INSTRUCTIONS FOR THE TASK. Output the full listing below exactly as it reads, and skip anything that is a picture.

RECORD LIST.
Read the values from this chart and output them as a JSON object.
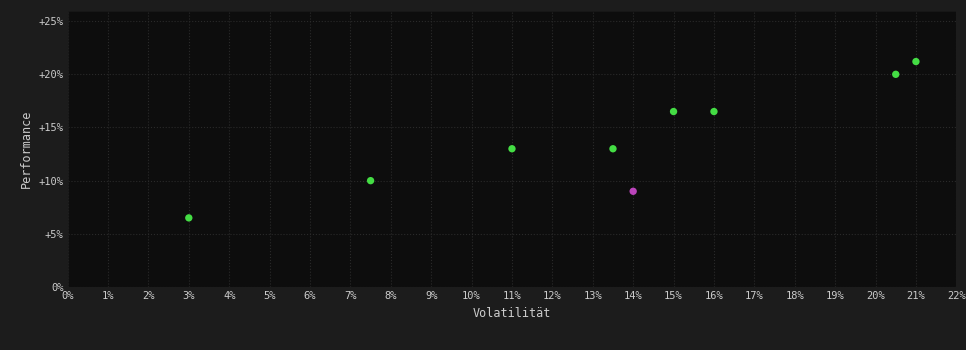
{
  "background_color": "#1c1c1c",
  "plot_bg_color": "#0d0d0d",
  "grid_color": "#2a2a2a",
  "text_color": "#cccccc",
  "xlabel": "Volatilität",
  "ylabel": "Performance",
  "xlim": [
    0.0,
    0.22
  ],
  "ylim": [
    0.0,
    0.26
  ],
  "xtick_step": 0.01,
  "ytick_values": [
    0.0,
    0.05,
    0.1,
    0.15,
    0.2,
    0.25
  ],
  "ytick_labels": [
    "0%",
    "+5%",
    "+10%",
    "+15%",
    "+20%",
    "+25%"
  ],
  "green_points": [
    [
      0.03,
      0.065
    ],
    [
      0.075,
      0.1
    ],
    [
      0.11,
      0.13
    ],
    [
      0.135,
      0.13
    ],
    [
      0.15,
      0.165
    ],
    [
      0.16,
      0.165
    ],
    [
      0.205,
      0.2
    ],
    [
      0.21,
      0.212
    ]
  ],
  "purple_points": [
    [
      0.14,
      0.09
    ]
  ],
  "green_color": "#44dd44",
  "purple_color": "#bb44bb",
  "marker_size": 28,
  "font_size_ticks": 7.5,
  "font_size_labels": 8.5,
  "font_family": "monospace"
}
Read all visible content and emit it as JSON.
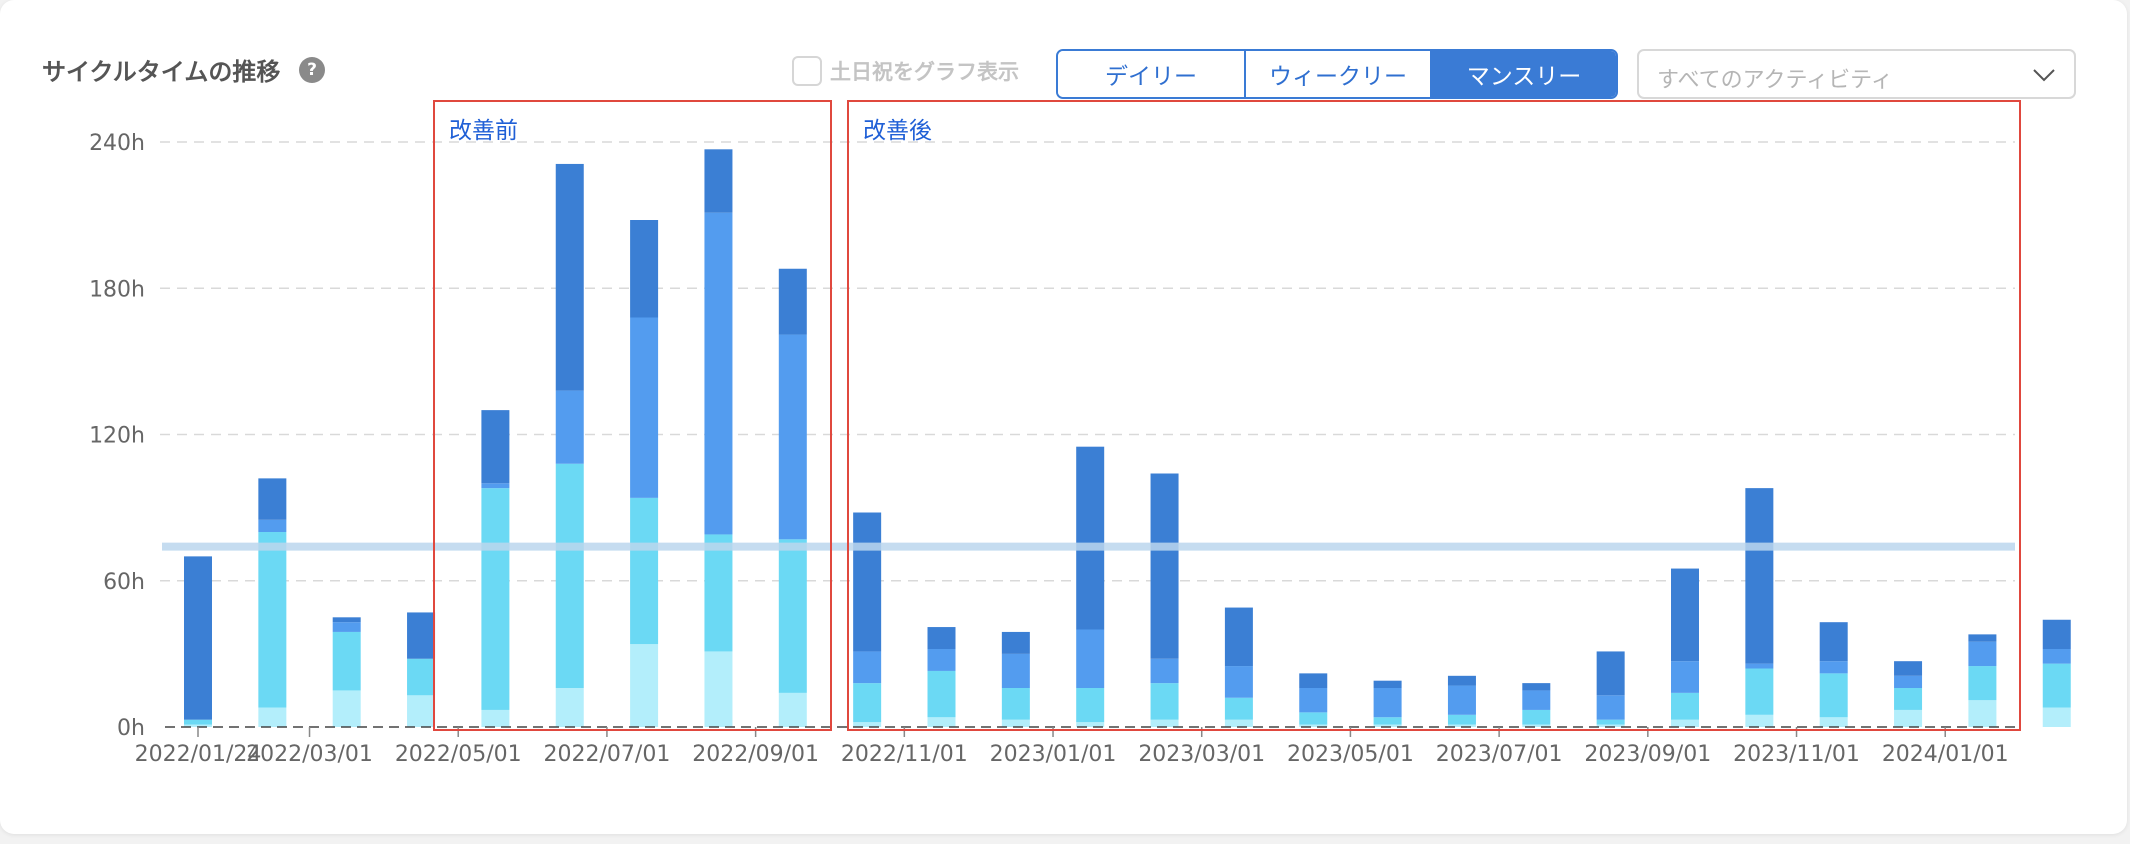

WRITTEN ANSWER.
Read the values from this chart and output them as a JSON object.
{
  "background_color": "#1c1c1c",
  "plot_bg_color": "#0d0d0d",
  "grid_color": "#2a2a2a",
  "text_color": "#cccccc",
  "xlabel": "Volatilität",
  "ylabel": "Performance",
  "xlim": [
    0.0,
    0.22
  ],
  "ylim": [
    0.0,
    0.26
  ],
  "xtick_step": 0.01,
  "ytick_values": [
    0.0,
    0.05,
    0.1,
    0.15,
    0.2,
    0.25
  ],
  "ytick_labels": [
    "0%",
    "+5%",
    "+10%",
    "+15%",
    "+20%",
    "+25%"
  ],
  "green_points": [
    [
      0.03,
      0.065
    ],
    [
      0.075,
      0.1
    ],
    [
      0.11,
      0.13
    ],
    [
      0.135,
      0.13
    ],
    [
      0.15,
      0.165
    ],
    [
      0.16,
      0.165
    ],
    [
      0.205,
      0.2
    ],
    [
      0.21,
      0.212
    ]
  ],
  "purple_points": [
    [
      0.14,
      0.09
    ]
  ],
  "green_color": "#44dd44",
  "purple_color": "#bb44bb",
  "marker_size": 28,
  "font_size_ticks": 7.5,
  "font_size_labels": 8.5,
  "font_family": "monospace"
}
Read all visible content and emit it as JSON.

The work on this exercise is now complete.